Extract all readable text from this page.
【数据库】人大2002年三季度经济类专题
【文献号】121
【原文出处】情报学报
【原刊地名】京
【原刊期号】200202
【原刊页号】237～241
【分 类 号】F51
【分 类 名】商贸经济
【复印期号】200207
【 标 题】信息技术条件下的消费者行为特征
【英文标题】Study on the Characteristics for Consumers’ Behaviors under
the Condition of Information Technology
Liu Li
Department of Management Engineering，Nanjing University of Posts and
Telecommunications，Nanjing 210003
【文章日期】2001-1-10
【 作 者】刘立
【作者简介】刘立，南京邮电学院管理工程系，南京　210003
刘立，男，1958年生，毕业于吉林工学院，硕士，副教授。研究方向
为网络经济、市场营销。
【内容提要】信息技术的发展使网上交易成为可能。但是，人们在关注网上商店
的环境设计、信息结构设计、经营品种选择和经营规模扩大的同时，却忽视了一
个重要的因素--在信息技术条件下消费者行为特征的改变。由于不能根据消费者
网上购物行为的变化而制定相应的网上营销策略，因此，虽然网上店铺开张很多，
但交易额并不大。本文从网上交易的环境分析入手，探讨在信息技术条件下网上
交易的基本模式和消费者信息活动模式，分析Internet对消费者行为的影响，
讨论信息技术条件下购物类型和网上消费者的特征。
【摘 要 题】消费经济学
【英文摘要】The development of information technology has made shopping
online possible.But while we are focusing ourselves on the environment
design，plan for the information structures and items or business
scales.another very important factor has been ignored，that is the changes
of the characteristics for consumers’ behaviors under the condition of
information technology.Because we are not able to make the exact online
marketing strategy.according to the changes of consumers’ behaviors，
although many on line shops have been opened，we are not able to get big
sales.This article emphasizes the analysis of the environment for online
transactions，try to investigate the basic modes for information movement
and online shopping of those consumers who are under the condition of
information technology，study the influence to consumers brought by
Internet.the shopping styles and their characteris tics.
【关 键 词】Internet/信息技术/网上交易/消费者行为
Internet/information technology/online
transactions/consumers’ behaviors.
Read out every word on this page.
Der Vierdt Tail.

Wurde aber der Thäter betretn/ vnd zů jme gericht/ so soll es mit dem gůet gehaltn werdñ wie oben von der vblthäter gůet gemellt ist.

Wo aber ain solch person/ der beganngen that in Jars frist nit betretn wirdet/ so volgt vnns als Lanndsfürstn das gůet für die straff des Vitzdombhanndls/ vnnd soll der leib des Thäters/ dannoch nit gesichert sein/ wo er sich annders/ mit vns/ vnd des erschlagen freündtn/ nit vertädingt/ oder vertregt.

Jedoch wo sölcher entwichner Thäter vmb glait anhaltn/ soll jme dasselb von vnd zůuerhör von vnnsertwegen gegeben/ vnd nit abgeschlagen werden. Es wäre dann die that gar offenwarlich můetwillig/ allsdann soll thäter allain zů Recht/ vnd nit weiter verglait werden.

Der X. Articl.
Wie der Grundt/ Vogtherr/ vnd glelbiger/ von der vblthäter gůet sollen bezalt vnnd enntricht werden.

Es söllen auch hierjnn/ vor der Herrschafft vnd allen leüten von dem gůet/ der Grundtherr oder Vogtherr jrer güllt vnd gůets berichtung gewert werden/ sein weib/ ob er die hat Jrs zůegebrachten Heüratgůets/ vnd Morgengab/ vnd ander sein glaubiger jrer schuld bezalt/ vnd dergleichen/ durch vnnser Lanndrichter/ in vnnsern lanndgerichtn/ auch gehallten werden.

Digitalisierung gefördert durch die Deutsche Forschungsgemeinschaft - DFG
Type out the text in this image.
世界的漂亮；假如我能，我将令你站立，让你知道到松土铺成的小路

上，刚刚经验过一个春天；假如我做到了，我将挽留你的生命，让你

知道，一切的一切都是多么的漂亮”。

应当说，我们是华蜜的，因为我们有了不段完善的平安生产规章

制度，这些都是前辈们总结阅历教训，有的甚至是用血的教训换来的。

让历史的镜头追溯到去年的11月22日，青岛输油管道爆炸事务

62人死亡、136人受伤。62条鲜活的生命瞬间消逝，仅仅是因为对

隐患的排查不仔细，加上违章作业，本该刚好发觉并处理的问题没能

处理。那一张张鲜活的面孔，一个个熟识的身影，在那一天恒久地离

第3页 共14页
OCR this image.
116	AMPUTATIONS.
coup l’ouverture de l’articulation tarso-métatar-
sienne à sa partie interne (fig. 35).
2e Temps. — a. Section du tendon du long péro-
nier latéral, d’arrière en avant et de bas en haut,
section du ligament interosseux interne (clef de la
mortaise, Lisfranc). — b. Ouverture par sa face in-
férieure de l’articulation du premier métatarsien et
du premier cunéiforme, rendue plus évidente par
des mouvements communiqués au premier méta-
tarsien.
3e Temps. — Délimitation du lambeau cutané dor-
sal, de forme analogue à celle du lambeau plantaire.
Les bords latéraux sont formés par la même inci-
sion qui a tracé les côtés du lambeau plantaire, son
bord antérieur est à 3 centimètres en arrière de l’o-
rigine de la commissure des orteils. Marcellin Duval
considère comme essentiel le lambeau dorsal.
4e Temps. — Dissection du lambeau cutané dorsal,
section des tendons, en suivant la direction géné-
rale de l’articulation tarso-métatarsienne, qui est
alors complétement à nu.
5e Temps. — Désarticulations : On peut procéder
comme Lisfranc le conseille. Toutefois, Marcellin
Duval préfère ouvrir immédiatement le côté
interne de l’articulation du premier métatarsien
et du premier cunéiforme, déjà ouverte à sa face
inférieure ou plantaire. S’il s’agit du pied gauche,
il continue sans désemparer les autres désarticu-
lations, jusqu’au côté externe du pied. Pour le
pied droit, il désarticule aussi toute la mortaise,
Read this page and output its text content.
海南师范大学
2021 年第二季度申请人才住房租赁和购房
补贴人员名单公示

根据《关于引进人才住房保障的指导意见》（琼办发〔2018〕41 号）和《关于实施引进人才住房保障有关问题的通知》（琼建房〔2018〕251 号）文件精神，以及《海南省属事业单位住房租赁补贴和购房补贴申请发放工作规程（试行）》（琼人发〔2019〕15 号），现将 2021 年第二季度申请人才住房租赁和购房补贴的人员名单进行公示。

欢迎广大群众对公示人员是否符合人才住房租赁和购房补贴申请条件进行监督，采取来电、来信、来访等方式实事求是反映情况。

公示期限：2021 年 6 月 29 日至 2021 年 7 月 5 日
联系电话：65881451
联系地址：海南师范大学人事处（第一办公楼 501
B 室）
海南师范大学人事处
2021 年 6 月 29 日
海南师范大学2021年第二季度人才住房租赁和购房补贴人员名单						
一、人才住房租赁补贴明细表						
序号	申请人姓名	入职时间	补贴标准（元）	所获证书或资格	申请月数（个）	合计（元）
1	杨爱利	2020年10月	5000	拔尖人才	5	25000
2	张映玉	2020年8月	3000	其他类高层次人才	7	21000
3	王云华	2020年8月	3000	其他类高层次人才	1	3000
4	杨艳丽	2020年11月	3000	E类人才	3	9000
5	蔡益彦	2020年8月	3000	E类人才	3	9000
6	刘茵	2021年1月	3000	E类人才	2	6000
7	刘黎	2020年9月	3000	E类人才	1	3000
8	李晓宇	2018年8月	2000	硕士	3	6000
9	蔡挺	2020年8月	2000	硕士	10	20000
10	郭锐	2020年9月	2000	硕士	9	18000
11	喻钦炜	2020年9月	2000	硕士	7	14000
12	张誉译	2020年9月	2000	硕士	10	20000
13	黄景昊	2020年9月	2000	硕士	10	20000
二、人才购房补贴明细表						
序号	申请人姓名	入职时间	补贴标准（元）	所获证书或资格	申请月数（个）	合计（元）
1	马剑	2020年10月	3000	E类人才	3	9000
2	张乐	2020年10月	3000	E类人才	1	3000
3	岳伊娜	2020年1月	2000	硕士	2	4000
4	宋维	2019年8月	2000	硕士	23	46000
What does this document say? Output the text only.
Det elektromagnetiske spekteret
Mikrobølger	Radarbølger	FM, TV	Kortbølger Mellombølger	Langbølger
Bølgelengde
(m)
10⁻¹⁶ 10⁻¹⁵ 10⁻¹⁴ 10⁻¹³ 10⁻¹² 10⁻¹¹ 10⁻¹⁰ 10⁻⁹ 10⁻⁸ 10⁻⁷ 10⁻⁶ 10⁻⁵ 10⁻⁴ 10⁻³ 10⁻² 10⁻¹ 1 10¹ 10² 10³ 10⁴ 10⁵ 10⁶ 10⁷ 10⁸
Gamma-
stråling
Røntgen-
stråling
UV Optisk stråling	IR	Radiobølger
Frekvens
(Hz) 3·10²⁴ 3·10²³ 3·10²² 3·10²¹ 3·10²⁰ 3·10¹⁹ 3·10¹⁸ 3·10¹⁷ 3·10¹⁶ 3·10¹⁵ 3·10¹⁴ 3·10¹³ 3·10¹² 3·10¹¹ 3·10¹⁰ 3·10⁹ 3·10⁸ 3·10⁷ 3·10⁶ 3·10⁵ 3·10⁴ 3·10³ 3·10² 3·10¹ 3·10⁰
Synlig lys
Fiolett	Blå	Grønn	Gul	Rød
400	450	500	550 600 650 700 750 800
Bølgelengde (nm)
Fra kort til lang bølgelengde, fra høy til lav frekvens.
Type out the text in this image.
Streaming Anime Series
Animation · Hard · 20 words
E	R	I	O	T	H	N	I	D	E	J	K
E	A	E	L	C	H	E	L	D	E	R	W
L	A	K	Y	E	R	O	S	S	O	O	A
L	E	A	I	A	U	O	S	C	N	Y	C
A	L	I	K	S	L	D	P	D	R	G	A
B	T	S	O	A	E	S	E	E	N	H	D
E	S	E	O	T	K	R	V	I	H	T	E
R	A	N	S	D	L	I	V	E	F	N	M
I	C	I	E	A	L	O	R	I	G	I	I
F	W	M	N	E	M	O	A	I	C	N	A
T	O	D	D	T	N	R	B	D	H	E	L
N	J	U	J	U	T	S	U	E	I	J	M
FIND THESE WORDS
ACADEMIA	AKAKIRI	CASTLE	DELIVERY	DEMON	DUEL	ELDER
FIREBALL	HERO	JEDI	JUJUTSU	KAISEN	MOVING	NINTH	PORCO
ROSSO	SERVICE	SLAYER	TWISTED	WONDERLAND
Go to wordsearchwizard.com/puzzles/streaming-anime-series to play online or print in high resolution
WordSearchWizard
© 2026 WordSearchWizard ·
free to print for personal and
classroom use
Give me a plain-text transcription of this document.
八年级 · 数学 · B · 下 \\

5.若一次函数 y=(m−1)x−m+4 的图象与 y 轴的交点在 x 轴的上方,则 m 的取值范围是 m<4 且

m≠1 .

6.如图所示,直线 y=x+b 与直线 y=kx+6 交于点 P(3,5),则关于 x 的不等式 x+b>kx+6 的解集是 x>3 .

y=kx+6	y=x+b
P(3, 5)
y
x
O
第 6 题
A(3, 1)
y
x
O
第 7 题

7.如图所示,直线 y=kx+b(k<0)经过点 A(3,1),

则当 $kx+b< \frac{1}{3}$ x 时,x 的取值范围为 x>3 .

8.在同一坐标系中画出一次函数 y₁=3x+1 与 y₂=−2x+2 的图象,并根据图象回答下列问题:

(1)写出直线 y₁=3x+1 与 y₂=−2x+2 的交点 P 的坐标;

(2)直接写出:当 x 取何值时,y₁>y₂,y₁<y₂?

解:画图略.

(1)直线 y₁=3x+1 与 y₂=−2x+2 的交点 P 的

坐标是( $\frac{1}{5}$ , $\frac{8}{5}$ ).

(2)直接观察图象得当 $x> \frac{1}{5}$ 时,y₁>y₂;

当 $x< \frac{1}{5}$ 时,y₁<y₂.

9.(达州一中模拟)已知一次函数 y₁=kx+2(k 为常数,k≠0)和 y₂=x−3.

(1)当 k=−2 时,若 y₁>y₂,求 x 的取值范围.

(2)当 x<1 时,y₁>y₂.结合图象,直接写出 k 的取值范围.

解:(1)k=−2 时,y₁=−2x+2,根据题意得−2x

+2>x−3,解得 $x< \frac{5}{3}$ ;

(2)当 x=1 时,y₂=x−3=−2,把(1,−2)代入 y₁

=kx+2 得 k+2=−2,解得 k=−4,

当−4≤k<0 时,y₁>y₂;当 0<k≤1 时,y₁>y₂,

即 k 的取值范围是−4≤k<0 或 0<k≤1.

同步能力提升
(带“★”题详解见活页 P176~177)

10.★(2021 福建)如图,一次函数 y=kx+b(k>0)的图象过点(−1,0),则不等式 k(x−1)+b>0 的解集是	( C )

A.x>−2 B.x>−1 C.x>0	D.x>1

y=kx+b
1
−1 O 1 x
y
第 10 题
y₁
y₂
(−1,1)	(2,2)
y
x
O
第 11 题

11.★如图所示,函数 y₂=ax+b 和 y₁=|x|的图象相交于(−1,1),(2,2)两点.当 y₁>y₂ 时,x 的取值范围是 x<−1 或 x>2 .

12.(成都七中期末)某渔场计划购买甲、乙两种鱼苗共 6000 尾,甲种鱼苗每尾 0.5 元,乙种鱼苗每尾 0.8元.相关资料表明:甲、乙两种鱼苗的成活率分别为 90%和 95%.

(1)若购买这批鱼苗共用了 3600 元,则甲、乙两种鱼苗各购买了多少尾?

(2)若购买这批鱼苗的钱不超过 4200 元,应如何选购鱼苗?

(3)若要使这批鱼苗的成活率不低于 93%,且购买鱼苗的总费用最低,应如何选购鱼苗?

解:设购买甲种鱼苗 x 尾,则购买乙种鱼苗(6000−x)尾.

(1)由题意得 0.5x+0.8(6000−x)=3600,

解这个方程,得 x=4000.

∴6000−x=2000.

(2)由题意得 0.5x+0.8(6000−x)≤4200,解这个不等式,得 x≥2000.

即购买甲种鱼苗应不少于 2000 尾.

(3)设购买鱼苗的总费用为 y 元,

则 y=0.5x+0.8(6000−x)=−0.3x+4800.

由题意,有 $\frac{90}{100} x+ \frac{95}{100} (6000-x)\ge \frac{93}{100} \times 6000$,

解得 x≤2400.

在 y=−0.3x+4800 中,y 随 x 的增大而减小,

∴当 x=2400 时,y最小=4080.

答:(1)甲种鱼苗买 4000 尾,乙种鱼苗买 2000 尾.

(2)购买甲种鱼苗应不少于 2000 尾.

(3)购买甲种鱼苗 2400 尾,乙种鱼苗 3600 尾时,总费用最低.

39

—————

* Goal *
Find every line that has "mortaise" in it, then return those lines.

* Result below *
mortaise, Lisfranc). — b. Ouverture par sa face in-
pied droit, il désarticule aussi toute la mortaise,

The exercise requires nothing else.